● Task to carry out: Send back the records in full, character for character.

● Source material:

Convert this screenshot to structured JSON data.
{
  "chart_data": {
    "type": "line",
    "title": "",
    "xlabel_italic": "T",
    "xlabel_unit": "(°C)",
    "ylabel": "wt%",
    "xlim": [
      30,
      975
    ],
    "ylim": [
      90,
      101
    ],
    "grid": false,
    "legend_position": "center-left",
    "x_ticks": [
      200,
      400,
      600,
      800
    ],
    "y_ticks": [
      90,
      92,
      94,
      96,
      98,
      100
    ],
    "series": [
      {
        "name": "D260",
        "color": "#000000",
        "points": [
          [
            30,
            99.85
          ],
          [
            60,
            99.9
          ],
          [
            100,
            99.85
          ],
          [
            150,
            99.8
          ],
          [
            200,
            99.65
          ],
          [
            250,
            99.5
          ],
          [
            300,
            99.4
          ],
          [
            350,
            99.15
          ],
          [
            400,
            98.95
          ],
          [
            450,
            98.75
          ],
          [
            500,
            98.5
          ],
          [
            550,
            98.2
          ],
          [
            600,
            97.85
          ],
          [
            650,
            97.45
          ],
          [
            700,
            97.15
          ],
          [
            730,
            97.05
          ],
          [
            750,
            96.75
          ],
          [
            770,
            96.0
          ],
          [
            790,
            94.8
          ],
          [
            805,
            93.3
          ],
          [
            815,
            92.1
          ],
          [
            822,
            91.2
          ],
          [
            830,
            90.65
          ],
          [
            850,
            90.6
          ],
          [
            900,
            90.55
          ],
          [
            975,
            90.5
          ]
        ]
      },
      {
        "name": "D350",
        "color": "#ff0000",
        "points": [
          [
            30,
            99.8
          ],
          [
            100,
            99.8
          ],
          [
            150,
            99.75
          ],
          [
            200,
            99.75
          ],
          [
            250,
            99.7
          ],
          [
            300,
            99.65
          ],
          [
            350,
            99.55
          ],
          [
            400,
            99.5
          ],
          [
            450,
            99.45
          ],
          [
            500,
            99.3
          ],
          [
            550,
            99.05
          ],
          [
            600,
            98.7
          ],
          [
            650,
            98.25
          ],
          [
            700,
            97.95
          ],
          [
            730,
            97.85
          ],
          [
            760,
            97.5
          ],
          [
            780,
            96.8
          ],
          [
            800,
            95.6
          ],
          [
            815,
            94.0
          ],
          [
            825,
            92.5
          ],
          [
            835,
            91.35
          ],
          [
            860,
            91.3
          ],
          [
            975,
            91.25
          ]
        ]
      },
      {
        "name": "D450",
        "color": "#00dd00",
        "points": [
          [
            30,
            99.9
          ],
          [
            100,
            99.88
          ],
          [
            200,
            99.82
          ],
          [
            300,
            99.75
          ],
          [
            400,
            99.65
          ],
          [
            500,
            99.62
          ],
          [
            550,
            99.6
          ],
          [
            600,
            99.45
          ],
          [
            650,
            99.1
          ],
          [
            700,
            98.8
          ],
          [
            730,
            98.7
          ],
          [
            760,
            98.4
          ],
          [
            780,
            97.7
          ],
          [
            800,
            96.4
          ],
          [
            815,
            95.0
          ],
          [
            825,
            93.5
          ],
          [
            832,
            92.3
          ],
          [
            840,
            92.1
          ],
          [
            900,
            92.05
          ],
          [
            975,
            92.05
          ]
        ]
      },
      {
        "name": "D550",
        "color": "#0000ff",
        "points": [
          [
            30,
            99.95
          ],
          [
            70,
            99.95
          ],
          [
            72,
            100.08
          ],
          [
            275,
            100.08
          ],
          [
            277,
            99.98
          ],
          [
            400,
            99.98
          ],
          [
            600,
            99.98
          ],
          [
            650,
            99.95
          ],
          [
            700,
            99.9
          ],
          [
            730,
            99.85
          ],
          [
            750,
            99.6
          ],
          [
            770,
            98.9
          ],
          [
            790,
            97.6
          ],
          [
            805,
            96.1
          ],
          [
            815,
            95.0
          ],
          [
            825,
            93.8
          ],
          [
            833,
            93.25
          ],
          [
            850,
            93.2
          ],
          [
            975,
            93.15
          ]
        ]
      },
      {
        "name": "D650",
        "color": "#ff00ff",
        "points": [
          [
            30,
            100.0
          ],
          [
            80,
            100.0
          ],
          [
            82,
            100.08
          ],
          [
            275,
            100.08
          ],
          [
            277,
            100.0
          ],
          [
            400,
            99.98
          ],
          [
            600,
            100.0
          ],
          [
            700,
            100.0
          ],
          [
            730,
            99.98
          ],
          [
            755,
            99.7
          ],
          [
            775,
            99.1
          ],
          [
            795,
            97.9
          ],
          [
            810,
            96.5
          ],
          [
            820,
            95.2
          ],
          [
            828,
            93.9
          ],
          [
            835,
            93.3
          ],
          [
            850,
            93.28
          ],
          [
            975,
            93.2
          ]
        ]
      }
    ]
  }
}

● Completed task:
Convert this screenshot to structured JSON data.
{
  "chart_data": {
    "type": "line",
    "title": "",
    "xlabel_italic": "T",
    "xlabel_unit": "(°C)",
    "ylabel": "wt%",
    "xlim": [
      30,
      975
    ],
    "ylim": [
      90,
      101
    ],
    "grid": false,
    "legend_position": "center-left",
    "x_ticks": [
      200,
      400,
      600,
      800
    ],
    "y_ticks": [
      90,
      92,
      94,
      96,
      98,
      100
    ],
    "series": [
      {
        "name": "D260",
        "color": "#000000",
        "points": [
          [
            30,
            99.85
          ],
          [
            60,
            99.9
          ],
          [
            100,
            99.85
          ],
          [
            150,
            99.8
          ],
          [
            200,
            99.65
          ],
          [
            250,
            99.5
          ],
          [
            300,
            99.4
          ],
          [
            350,
            99.15
          ],
          [
            400,
            98.95
          ],
          [
            450,
            98.75
          ],
          [
            500,
            98.5
          ],
          [
            550,
            98.2
          ],
          [
            600,
            97.85
          ],
          [
            650,
            97.45
          ],
          [
            700,
            97.15
          ],
          [
            730,
            97.05
          ],
          [
            750,
            96.75
          ],
          [
            770,
            96.0
          ],
          [
            790,
            94.8
          ],
          [
            805,
            93.3
          ],
          [
            815,
            92.1
          ],
          [
            822,
            91.2
          ],
          [
            830,
            90.65
          ],
          [
            850,
            90.6
          ],
          [
            900,
            90.55
          ],
          [
            975,
            90.5
          ]
        ]
      },
      {
        "name": "D350",
        "color": "#ff0000",
        "points": [
          [
            30,
            99.8
          ],
          [
            100,
            99.8
          ],
          [
            150,
            99.75
          ],
          [
            200,
            99.75
          ],
          [
            250,
            99.7
          ],
          [
            300,
            99.65
          ],
          [
            350,
            99.55
          ],
          [
            400,
            99.5
          ],
          [
            450,
            99.45
          ],
          [
            500,
            99.3
          ],
          [
            550,
            99.05
          ],
          [
            600,
            98.7
          ],
          [
            650,
            98.25
          ],
          [
            700,
            97.95
          ],
          [
            730,
            97.85
          ],
          [
            760,
            97.5
          ],
          [
            780,
            96.8
          ],
          [
            800,
            95.6
          ],
          [
            815,
            94.0
          ],
          [
            825,
            92.5
          ],
          [
            835,
            91.35
          ],
          [
            860,
            91.3
          ],
          [
            975,
            91.25
          ]
        ]
      },
      {
        "name": "D450",
        "color": "#00dd00",
        "points": [
          [
            30,
            99.9
          ],
          [
            100,
            99.88
          ],
          [
            200,
            99.82
          ],
          [
            300,
            99.75
          ],
          [
            400,
            99.65
          ],
          [
            500,
            99.62
          ],
          [
            550,
            99.6
          ],
          [
            600,
            99.45
          ],
          [
            650,
            99.1
          ],
          [
            700,
            98.8
          ],
          [
            730,
            98.7
          ],
          [
            760,
            98.4
          ],
          [
            780,
            97.7
          ],
          [
            800,
            96.4
          ],
          [
            815,
            95.0
          ],
          [
            825,
            93.5
          ],
          [
            832,
            92.3
          ],
          [
            840,
            92.1
          ],
          [
            900,
            92.05
          ],
          [
            975,
            92.05
          ]
        ]
      },
      {
        "name": "D550",
        "color": "#0000ff",
        "points": [
          [
            30,
            99.95
          ],
          [
            70,
            99.95
          ],
          [
            72,
            100.08
          ],
          [
            275,
            100.08
          ],
          [
            277,
            99.98
          ],
          [
            400,
            99.98
          ],
          [
            600,
            99.98
          ],
          [
            650,
            99.95
          ],
          [
            700,
            99.9
          ],
          [
            730,
            99.85
          ],
          [
            750,
            99.6
          ],
          [
            770,
            98.9
          ],
          [
            790,
            97.6
          ],
          [
            805,
            96.1
          ],
          [
            815,
            95.0
          ],
          [
            825,
            93.8
          ],
          [
            833,
            93.25
          ],
          [
            850,
            93.2
          ],
          [
            975,
            93.15
          ]
        ]
      },
      {
        "name": "D650",
        "color": "#ff00ff",
        "points": [
          [
            30,
            100.0
          ],
          [
            80,
            100.0
          ],
          [
            82,
            100.08
          ],
          [
            275,
            100.08
          ],
          [
            277,
            100.0
          ],
          [
            400,
            99.98
          ],
          [
            600,
            100.0
          ],
          [
            700,
            100.0
          ],
          [
            730,
            99.98
          ],
          [
            755,
            99.7
          ],
          [
            775,
            99.1
          ],
          [
            795,
            97.9
          ],
          [
            810,
            96.5
          ],
          [
            820,
            95.2
          ],
          [
            828,
            93.9
          ],
          [
            835,
            93.3
          ],
          [
            850,
            93.28
          ],
          [
            975,
            93.2
          ]
        ]
      }
    ]
  }
}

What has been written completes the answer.